● Input data:
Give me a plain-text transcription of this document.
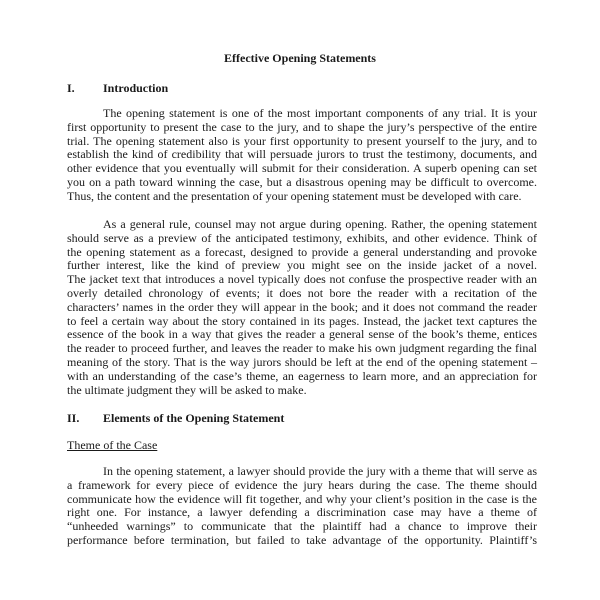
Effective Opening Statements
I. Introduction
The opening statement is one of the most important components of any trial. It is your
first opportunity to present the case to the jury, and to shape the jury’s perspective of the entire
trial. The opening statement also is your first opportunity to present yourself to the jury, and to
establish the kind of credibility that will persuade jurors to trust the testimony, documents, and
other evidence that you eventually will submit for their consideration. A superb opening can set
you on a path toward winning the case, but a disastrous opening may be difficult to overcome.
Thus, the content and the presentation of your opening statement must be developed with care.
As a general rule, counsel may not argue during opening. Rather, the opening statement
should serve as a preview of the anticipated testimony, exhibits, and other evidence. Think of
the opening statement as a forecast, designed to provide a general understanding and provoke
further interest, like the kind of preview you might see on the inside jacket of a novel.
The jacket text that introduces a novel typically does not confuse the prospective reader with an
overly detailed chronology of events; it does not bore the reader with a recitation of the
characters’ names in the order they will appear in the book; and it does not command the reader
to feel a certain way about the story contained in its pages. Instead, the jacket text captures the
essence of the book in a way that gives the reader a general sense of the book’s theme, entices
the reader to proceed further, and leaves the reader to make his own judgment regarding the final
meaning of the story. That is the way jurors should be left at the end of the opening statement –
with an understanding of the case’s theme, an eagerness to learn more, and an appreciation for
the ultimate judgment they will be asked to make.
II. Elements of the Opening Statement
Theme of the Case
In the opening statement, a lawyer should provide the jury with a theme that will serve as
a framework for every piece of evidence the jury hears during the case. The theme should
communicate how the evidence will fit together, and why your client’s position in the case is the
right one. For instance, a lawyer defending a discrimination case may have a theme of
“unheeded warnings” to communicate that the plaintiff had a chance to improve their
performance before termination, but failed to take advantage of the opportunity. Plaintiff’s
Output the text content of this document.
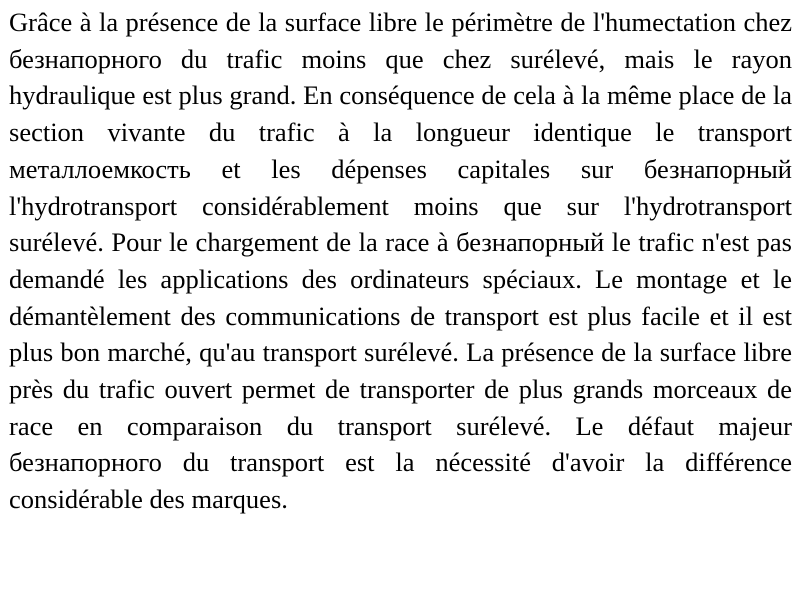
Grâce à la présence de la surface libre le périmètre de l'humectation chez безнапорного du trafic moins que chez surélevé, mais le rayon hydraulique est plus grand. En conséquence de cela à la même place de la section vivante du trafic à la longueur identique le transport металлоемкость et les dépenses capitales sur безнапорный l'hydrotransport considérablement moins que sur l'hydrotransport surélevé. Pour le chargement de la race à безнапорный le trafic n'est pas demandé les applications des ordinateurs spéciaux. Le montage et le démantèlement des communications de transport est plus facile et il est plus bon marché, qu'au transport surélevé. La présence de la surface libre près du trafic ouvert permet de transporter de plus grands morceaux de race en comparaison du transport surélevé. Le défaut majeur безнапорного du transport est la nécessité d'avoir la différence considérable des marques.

● The task: Every entry above is to be set down exactly; the pictures are to be left out.

● Reply to the task:
Give me a plain-text transcription of this document.
Effective Opening Statements
I. Introduction
The opening statement is one of the most important components of any trial. It is your
first opportunity to present the case to the jury, and to shape the jury’s perspective of the entire
trial. The opening statement also is your first opportunity to present yourself to the jury, and to
establish the kind of credibility that will persuade jurors to trust the testimony, documents, and
other evidence that you eventually will submit for their consideration. A superb opening can set
you on a path toward winning the case, but a disastrous opening may be difficult to overcome.
Thus, the content and the presentation of your opening statement must be developed with care.
As a general rule, counsel may not argue during opening. Rather, the opening statement
should serve as a preview of the anticipated testimony, exhibits, and other evidence. Think of
the opening statement as a forecast, designed to provide a general understanding and provoke
further interest, like the kind of preview you might see on the inside jacket of a novel.
The jacket text that introduces a novel typically does not confuse the prospective reader with an
overly detailed chronology of events; it does not bore the reader with a recitation of the
characters’ names in the order they will appear in the book; and it does not command the reader
to feel a certain way about the story contained in its pages. Instead, the jacket text captures the
essence of the book in a way that gives the reader a general sense of the book’s theme, entices
the reader to proceed further, and leaves the reader to make his own judgment regarding the final
meaning of the story. That is the way jurors should be left at the end of the opening statement –
with an understanding of the case’s theme, an eagerness to learn more, and an appreciation for
the ultimate judgment they will be asked to make.
II. Elements of the Opening Statement
Theme of the Case
In the opening statement, a lawyer should provide the jury with a theme that will serve as
a framework for every piece of evidence the jury hears during the case. The theme should
communicate how the evidence will fit together, and why your client’s position in the case is the
right one. For instance, a lawyer defending a discrimination case may have a theme of
“unheeded warnings” to communicate that the plaintiff had a chance to improve their
performance before termination, but failed to take advantage of the opportunity. Plaintiff’s
Output the text content of this document.
Grâce à la présence de la surface libre le périmètre de l'humectation chez безнапорного du trafic moins que chez surélevé, mais le rayon hydraulique est plus grand. En conséquence de cela à la même place de la section vivante du trafic à la longueur identique le transport металлоемкость et les dépenses capitales sur безнапорный l'hydrotransport considérablement moins que sur l'hydrotransport surélevé. Pour le chargement de la race à безнапорный le trafic n'est pas demandé les applications des ordinateurs spéciaux. Le montage et le démantèlement des communications de transport est plus facile et il est plus bon marché, qu'au transport surélevé. La présence de la surface libre près du trafic ouvert permet de transporter de plus grands morceaux de race en comparaison du transport surélevé. Le défaut majeur безнапорного du transport est la nécessité d'avoir la différence considérable des marques.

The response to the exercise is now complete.